• _Do this_
Locate and copy all lines bearing the word "JSON".

• _Extracted data entries_
★ ★ ★

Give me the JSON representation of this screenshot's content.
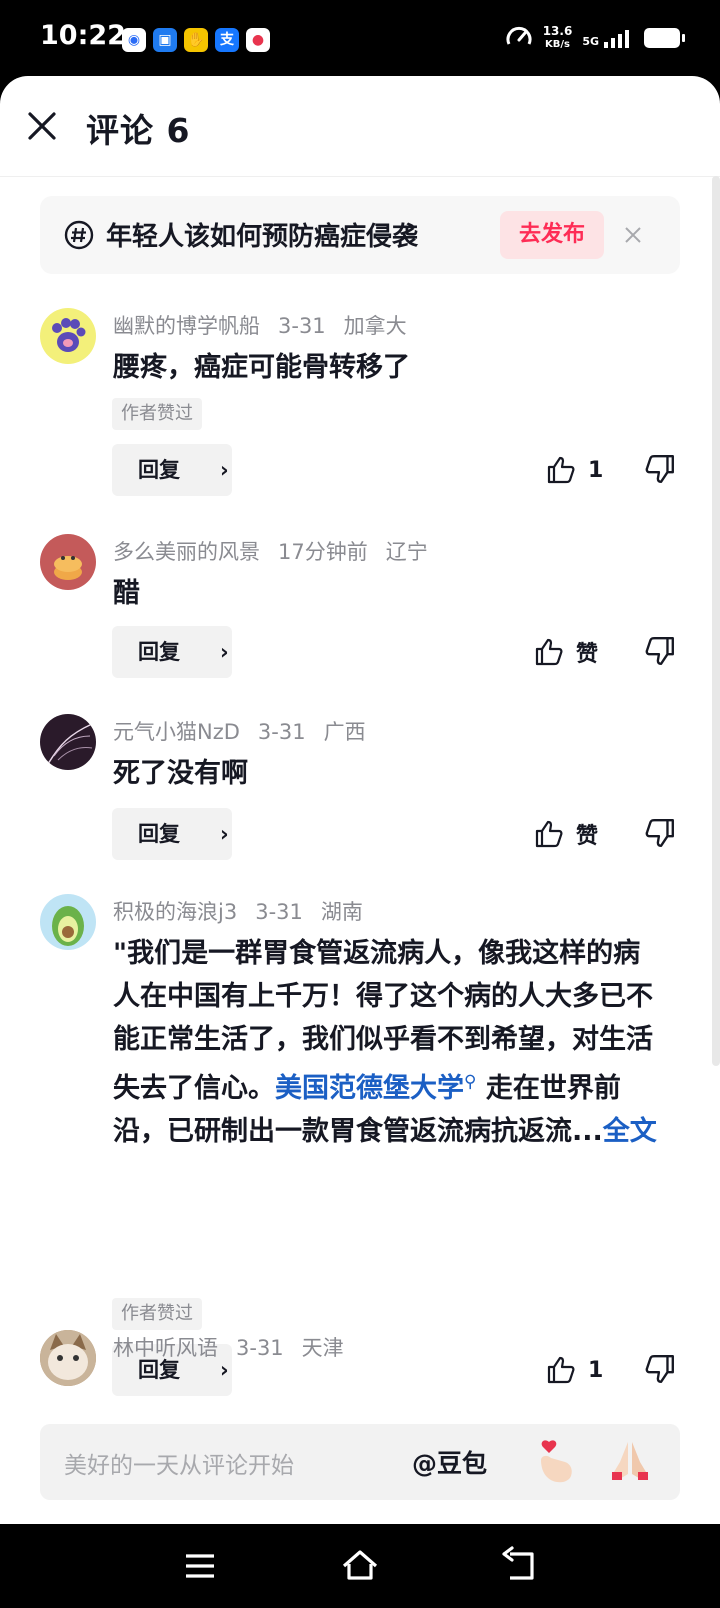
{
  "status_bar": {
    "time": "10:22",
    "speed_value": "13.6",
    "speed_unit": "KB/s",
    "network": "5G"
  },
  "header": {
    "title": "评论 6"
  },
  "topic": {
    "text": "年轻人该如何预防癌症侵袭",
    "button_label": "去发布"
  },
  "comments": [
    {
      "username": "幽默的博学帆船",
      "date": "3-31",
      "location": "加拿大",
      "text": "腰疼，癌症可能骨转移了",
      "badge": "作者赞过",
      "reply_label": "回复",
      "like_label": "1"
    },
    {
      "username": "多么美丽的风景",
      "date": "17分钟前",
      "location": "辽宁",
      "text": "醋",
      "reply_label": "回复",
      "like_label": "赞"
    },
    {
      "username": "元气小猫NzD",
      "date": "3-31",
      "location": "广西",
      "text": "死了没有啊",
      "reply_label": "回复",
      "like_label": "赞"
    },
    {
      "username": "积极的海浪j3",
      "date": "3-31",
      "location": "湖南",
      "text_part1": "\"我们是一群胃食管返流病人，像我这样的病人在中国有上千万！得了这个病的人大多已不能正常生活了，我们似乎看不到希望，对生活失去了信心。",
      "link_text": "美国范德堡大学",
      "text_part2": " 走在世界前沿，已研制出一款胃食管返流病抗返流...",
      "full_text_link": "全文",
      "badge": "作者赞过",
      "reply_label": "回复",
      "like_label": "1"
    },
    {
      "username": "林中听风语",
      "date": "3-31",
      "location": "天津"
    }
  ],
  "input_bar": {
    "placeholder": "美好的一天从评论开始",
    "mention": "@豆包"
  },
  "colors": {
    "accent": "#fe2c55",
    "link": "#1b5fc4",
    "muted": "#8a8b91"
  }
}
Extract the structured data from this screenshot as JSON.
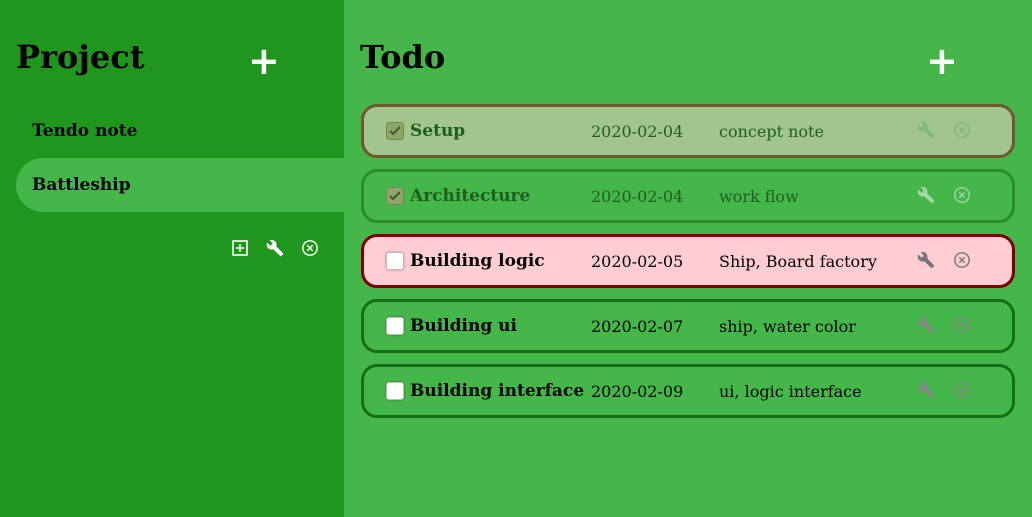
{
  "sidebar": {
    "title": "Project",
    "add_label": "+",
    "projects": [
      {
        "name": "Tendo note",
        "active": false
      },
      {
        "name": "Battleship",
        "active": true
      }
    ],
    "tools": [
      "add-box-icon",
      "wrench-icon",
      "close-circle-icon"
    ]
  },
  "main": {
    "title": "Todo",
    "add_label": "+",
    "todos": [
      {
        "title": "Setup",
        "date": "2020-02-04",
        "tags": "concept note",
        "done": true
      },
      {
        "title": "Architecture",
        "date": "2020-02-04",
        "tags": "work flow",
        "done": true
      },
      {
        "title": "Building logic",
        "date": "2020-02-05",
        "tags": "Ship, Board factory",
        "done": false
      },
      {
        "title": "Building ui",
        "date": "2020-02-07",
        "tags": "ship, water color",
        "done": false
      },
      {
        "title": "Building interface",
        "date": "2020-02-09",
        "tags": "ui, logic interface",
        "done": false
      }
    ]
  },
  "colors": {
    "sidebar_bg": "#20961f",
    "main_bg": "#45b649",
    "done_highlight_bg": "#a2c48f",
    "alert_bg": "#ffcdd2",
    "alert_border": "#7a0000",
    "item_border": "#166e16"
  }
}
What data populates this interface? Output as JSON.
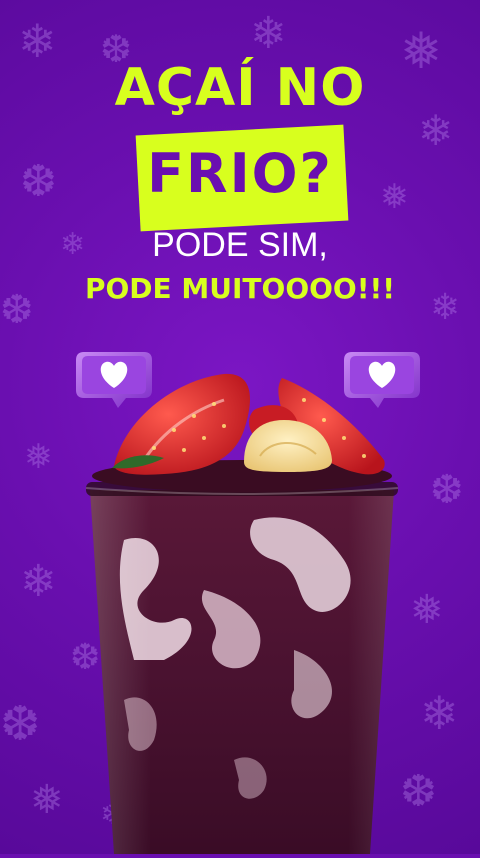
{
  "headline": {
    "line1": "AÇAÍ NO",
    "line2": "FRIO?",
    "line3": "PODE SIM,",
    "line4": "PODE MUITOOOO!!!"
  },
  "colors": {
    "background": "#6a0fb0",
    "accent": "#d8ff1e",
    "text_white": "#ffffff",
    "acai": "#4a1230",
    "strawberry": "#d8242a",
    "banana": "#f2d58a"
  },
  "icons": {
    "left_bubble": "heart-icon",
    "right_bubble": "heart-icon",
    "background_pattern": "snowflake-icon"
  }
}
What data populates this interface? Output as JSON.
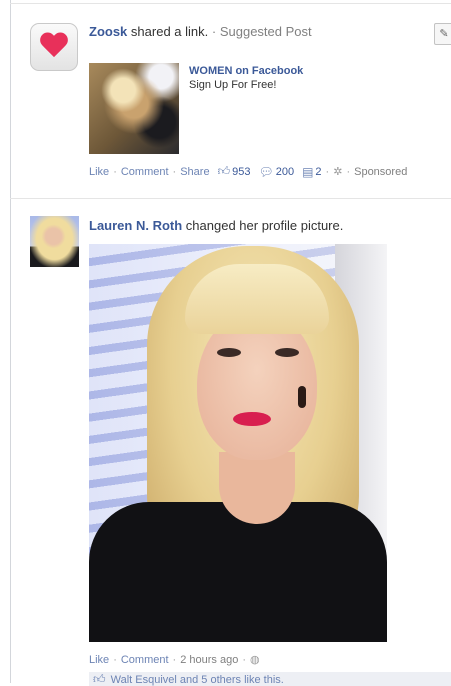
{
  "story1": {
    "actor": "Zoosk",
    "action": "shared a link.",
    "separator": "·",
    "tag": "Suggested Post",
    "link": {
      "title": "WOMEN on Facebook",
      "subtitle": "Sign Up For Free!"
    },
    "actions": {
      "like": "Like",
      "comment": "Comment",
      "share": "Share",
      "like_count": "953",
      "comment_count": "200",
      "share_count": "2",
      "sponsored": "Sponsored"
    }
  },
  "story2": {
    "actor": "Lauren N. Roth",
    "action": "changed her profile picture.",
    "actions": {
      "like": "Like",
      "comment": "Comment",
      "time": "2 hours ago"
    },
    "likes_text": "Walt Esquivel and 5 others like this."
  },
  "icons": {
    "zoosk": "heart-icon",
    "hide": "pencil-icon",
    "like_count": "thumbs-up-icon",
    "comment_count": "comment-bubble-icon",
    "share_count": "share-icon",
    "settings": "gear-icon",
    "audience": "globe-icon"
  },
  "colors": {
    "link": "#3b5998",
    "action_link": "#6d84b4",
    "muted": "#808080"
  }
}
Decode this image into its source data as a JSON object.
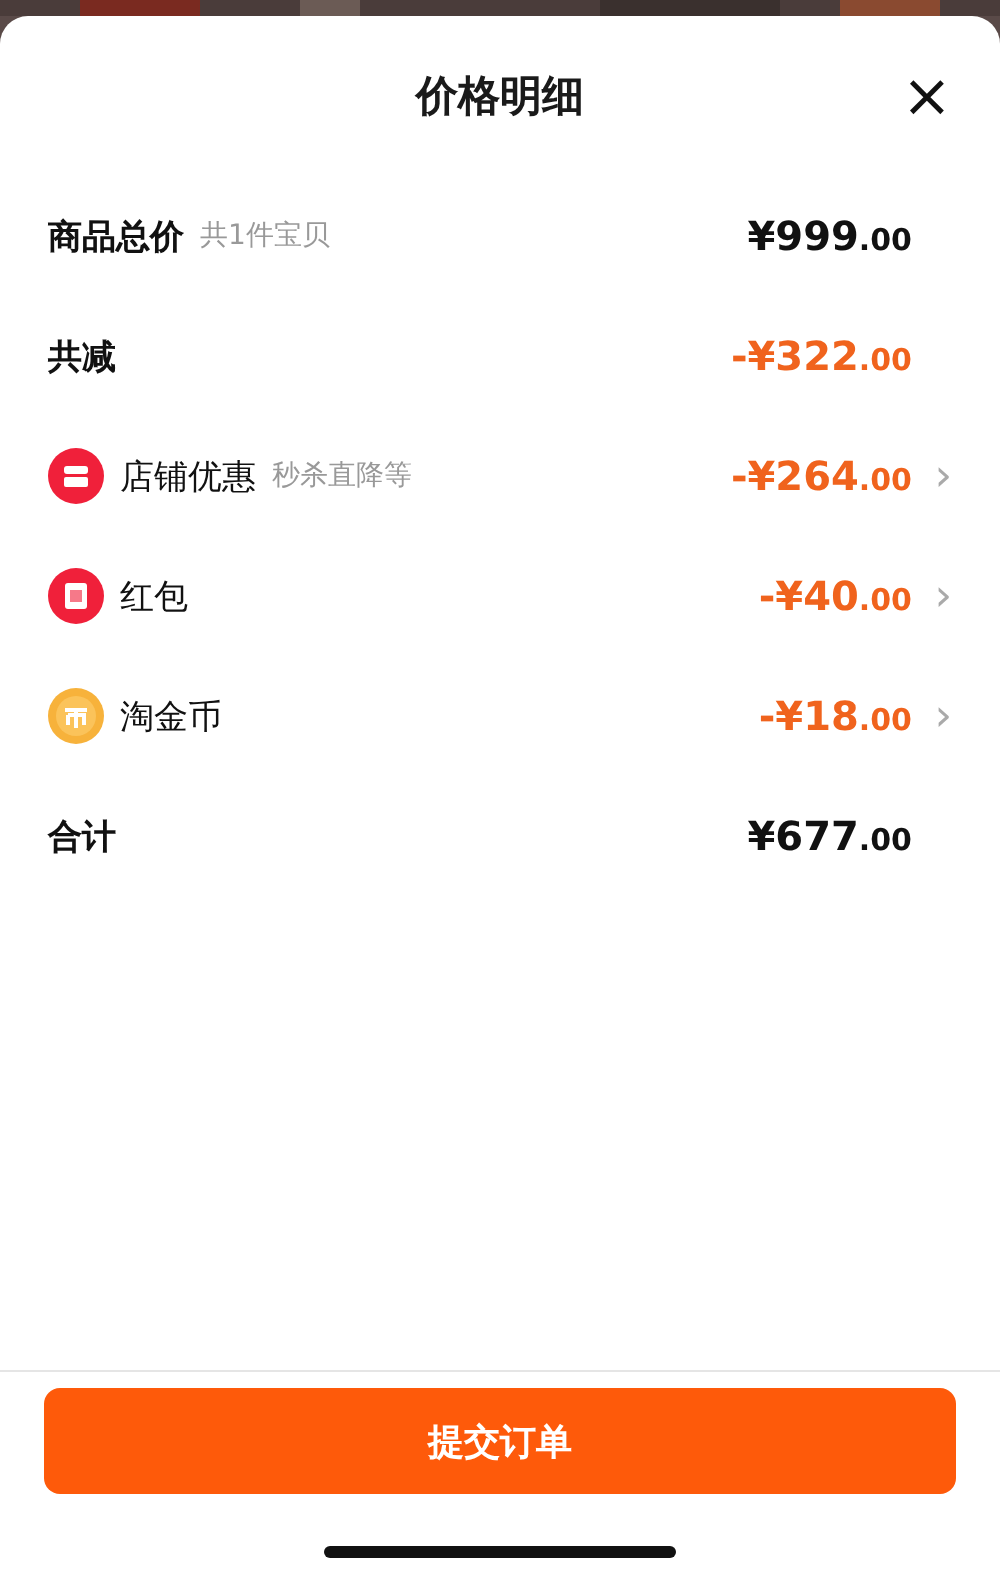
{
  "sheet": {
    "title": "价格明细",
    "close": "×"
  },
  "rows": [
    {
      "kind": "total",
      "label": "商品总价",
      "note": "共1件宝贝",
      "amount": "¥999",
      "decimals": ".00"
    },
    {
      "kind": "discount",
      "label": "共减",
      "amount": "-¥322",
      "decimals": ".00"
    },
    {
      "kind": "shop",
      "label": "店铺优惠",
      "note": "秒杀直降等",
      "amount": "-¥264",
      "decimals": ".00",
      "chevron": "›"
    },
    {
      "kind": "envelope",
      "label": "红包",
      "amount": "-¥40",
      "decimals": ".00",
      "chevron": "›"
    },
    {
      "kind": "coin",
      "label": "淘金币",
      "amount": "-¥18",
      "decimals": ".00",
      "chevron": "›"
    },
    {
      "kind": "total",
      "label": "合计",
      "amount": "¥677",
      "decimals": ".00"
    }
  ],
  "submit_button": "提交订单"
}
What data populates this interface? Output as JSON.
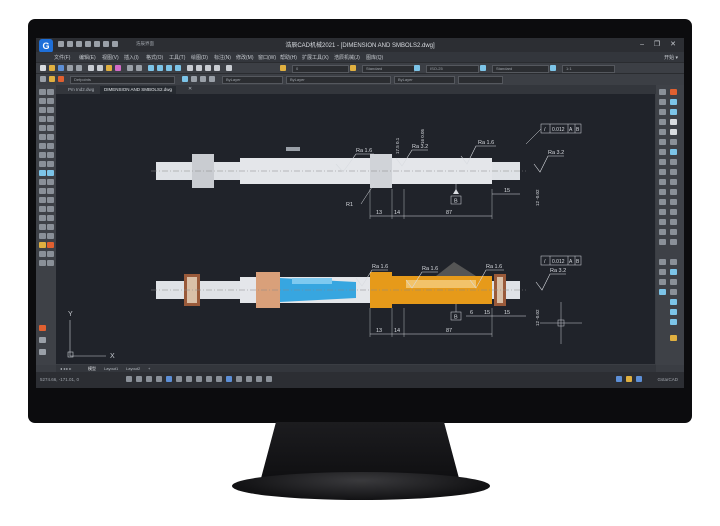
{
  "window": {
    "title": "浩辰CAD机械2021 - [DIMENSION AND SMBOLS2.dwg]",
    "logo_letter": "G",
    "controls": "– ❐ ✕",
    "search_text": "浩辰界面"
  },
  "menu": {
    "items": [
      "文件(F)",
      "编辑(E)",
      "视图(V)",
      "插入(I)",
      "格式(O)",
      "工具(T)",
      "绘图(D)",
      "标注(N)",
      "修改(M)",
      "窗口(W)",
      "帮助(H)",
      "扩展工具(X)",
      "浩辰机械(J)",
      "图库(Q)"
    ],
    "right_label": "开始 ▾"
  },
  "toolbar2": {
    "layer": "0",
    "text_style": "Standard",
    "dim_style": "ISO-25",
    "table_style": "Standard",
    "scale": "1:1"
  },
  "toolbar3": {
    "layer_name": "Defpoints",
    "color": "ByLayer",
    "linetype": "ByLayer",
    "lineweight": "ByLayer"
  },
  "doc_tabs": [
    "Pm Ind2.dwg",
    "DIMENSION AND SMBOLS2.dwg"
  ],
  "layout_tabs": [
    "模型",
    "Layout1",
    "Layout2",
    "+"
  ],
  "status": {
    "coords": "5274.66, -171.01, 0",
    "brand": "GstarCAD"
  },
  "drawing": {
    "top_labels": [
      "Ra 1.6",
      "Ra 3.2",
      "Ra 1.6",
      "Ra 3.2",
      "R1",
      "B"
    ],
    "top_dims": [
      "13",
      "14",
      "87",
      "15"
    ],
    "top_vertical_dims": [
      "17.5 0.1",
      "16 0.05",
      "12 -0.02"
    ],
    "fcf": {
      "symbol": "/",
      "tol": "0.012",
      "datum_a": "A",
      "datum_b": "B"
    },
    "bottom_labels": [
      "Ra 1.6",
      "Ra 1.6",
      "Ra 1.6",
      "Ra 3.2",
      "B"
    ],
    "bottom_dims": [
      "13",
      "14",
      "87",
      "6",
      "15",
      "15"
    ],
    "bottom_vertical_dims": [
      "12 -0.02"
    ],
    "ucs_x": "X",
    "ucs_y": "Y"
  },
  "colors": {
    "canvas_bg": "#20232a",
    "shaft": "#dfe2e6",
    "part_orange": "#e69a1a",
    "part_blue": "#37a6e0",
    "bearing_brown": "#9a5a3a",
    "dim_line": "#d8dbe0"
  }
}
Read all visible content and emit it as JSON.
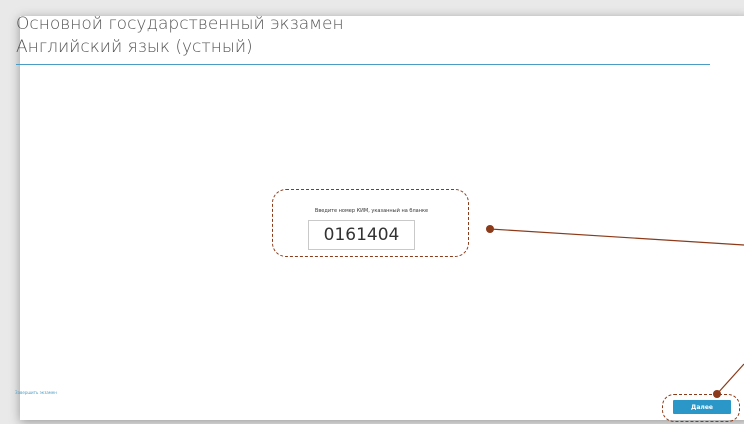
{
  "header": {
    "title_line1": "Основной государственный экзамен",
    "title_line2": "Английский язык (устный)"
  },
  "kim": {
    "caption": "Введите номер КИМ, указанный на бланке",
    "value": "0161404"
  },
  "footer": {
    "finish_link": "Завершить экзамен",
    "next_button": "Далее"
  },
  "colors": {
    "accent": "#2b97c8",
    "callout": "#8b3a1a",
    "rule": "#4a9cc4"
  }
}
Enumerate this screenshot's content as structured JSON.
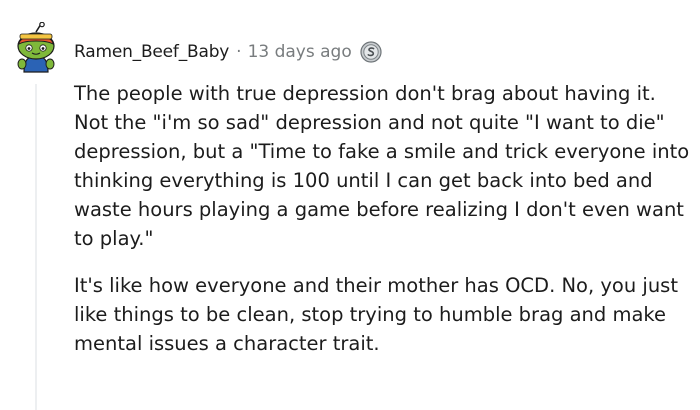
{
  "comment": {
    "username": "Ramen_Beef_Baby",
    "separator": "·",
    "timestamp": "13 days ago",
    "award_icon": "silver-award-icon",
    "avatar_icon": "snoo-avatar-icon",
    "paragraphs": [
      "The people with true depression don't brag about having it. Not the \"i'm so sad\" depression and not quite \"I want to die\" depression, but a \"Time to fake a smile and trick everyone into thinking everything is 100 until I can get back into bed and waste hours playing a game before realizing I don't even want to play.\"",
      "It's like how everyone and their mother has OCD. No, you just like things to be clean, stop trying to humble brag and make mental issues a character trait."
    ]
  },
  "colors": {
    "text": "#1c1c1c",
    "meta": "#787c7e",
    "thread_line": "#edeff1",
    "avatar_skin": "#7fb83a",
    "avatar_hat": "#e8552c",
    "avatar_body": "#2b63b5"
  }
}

★ ★ ★

• _Exercise result_
Give me the JSON representation of this screenshot's content.
Extract the structured data from this screenshot as JSON.
What data populates this interface? Output as JSON.
What data populates this interface? Output as JSON.
Decode this image into its source data as a JSON object.
What data populates this interface? Output as JSON.
Read all visible content and emit it as JSON.
Enumerate this screenshot's content as structured JSON.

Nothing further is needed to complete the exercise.